MATERIAL PROVIDED:
• • • •
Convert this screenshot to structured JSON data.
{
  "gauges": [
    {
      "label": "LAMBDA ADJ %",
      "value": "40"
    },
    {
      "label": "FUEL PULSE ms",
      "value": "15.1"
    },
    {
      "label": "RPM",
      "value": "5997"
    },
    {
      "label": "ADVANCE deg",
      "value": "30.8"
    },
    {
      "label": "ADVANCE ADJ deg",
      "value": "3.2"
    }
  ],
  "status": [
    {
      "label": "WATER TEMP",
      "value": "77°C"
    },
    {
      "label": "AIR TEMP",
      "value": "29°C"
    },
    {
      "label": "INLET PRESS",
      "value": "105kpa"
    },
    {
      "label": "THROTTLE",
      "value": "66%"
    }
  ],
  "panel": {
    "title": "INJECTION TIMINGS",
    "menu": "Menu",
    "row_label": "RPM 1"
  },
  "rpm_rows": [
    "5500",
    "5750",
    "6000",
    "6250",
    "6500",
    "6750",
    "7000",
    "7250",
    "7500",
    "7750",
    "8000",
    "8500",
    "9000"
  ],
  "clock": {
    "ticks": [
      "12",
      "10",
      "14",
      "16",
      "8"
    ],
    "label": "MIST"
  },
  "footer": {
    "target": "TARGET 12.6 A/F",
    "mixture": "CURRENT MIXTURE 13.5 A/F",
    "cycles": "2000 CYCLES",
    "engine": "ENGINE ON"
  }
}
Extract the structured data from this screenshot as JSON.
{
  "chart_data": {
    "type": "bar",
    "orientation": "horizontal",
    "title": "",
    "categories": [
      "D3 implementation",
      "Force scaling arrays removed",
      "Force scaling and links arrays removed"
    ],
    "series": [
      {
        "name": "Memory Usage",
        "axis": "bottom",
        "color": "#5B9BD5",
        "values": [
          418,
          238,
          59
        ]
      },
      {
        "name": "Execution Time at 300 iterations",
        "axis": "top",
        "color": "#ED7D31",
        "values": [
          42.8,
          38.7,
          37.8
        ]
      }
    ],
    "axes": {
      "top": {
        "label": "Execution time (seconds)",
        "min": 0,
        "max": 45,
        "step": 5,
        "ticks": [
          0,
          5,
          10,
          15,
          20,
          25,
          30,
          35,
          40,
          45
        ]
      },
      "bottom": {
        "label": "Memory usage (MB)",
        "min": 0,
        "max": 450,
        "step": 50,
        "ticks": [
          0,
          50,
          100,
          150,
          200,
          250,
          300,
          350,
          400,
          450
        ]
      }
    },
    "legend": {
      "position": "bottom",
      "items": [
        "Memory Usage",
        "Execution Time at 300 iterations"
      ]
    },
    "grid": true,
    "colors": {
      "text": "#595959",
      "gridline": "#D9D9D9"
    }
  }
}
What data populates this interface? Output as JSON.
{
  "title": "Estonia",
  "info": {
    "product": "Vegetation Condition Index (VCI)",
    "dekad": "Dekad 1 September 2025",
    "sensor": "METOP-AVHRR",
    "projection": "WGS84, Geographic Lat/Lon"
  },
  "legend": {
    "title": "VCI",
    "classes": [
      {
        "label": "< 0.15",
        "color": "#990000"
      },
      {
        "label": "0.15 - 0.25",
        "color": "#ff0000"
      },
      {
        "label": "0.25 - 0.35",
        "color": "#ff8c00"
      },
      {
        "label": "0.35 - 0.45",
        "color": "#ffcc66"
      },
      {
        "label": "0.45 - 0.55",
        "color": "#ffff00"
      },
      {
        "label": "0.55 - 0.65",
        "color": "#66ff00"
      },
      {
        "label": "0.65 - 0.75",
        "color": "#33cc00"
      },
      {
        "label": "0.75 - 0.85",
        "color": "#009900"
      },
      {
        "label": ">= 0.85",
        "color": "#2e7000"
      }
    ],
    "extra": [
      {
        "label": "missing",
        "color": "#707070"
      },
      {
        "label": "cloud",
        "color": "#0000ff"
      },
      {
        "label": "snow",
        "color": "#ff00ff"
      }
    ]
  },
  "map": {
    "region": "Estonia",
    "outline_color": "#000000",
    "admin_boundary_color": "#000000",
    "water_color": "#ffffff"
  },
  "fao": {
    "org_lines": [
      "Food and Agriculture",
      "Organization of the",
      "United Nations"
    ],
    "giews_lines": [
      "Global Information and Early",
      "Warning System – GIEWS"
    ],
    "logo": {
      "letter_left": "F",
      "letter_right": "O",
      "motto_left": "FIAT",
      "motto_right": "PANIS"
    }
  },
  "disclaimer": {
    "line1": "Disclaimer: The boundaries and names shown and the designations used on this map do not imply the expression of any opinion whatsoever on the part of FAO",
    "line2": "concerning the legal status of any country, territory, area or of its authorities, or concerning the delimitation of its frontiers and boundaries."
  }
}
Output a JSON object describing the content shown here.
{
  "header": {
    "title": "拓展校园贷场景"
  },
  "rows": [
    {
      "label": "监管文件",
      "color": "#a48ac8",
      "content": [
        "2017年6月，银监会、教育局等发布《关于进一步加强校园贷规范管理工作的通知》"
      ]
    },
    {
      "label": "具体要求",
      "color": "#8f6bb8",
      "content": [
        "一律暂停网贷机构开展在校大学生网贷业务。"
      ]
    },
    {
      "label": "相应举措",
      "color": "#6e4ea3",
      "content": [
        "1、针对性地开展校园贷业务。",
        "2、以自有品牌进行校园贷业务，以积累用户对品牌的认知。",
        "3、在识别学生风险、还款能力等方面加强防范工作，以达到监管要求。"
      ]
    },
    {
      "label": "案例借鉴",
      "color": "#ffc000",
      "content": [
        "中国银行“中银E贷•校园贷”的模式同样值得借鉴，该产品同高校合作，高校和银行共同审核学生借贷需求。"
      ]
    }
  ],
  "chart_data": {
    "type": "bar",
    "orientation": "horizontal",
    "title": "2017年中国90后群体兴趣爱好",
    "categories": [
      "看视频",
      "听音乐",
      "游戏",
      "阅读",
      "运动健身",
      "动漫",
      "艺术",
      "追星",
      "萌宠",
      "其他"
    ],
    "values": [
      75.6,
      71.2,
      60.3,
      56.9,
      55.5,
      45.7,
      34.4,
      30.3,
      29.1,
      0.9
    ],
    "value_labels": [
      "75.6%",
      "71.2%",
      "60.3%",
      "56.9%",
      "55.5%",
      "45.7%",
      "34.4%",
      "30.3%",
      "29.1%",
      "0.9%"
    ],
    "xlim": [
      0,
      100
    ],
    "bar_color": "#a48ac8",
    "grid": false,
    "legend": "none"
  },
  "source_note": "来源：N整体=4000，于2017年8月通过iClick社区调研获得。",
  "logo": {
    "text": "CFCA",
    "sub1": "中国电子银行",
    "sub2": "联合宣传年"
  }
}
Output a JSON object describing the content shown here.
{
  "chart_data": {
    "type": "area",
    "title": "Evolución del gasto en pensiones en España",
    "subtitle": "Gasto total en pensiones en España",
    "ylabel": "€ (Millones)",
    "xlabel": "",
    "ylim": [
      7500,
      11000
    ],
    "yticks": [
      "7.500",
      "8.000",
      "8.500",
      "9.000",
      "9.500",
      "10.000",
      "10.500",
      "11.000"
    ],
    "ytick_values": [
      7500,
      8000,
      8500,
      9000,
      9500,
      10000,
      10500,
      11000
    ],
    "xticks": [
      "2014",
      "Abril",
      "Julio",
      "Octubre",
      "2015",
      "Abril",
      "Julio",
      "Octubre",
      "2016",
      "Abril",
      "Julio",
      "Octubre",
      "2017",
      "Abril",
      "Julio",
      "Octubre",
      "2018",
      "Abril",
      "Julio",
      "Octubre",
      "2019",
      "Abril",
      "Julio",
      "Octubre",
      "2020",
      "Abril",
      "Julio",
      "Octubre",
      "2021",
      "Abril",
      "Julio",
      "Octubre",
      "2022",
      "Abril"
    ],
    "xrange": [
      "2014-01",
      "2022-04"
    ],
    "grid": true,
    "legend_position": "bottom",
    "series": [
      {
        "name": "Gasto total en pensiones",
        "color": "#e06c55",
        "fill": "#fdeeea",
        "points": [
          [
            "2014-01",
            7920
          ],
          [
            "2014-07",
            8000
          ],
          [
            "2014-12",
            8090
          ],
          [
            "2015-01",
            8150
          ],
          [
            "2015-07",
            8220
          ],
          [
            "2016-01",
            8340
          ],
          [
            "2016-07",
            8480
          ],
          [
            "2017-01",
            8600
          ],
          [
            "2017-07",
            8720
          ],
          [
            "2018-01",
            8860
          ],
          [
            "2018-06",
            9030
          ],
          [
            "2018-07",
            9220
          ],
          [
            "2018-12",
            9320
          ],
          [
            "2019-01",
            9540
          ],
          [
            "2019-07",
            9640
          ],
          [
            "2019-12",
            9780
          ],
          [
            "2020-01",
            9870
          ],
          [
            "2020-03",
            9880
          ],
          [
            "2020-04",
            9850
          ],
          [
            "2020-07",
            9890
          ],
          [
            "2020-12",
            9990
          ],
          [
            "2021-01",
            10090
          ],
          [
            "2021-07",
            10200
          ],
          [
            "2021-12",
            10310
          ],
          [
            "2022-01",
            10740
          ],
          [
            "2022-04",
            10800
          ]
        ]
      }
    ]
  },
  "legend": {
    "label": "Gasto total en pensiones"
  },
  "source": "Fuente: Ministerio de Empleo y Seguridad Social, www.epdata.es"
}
• • • •
REQUIRED TASK: Tally up the lines holding the string "removed" in this listing, and report the total alone.

RESULT: 2